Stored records

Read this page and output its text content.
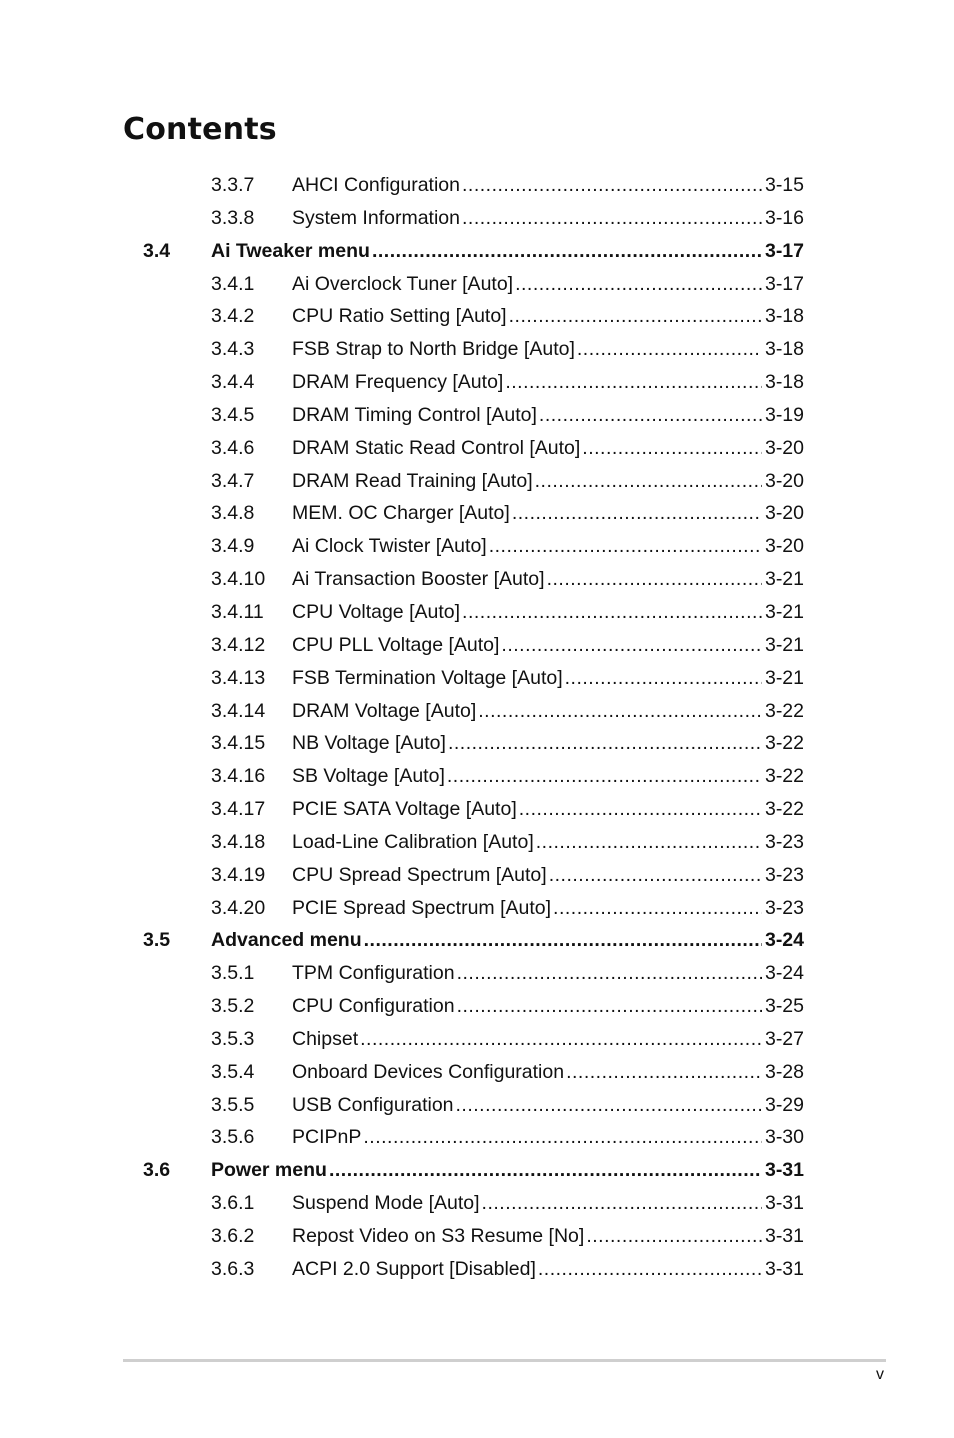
Contents
3.3.7 AHCI Configuration .....	3-15
3.3.8 System Information .....	3-16
3.4 Ai Tweaker menu .....	3-17
3.4.1 Ai Overclock Tuner [Auto] .....	3-17
3.4.2 CPU Ratio Setting [Auto] .....	3-18
3.4.3 FSB Strap to North Bridge [Auto] .....	3-18
3.4.4 DRAM Frequency [Auto] .....	3-18
3.4.5 DRAM Timing Control [Auto] .....	3-19
3.4.6 DRAM Static Read Control [Auto] .....	3-20
3.4.7 DRAM Read Training [Auto] .....	3-20
3.4.8 MEM. OC Charger [Auto] .....	3-20
3.4.9 Ai Clock Twister [Auto] .....	3-20
3.4.10 Ai Transaction Booster [Auto] .....	3-21
3.4.11 CPU Voltage [Auto] .....	3-21
3.4.12 CPU PLL Voltage [Auto] .....	3-21
3.4.13 FSB Termination Voltage [Auto] .....	3-21
3.4.14 DRAM Voltage [Auto] .....	3-22
3.4.15 NB Voltage [Auto] .....	3-22
3.4.16 SB Voltage [Auto] .....	3-22
3.4.17 PCIE SATA Voltage [Auto] .....	3-22
3.4.18 Load-Line Calibration [Auto] .....	3-23
3.4.19 CPU Spread Spectrum [Auto] .....	3-23
3.4.20 PCIE Spread Spectrum [Auto] .....	3-23
3.5 Advanced menu .....	3-24
3.5.1 TPM Configuration .....	3-24
3.5.2 CPU Configuration .....	3-25
3.5.3 Chipset .....	3-27
3.5.4 Onboard Devices Configuration .....	3-28
3.5.5 USB Configuration .....	3-29
3.5.6 PCIPnP .....	3-30
3.6 Power menu .....	3-31
3.6.1 Suspend Mode [Auto] .....	3-31
3.6.2 Repost Video on S3 Resume [No] .....	3-31
3.6.3 ACPI 2.0 Support [Disabled] .....	3-31
v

Given request
List each line of the entries that holds the string "PCIE".

Answer below
3.4.17 PCIE SATA Voltage [Auto] .....	3-22
3.4.20 PCIE Spread Spectrum [Auto] .....	3-23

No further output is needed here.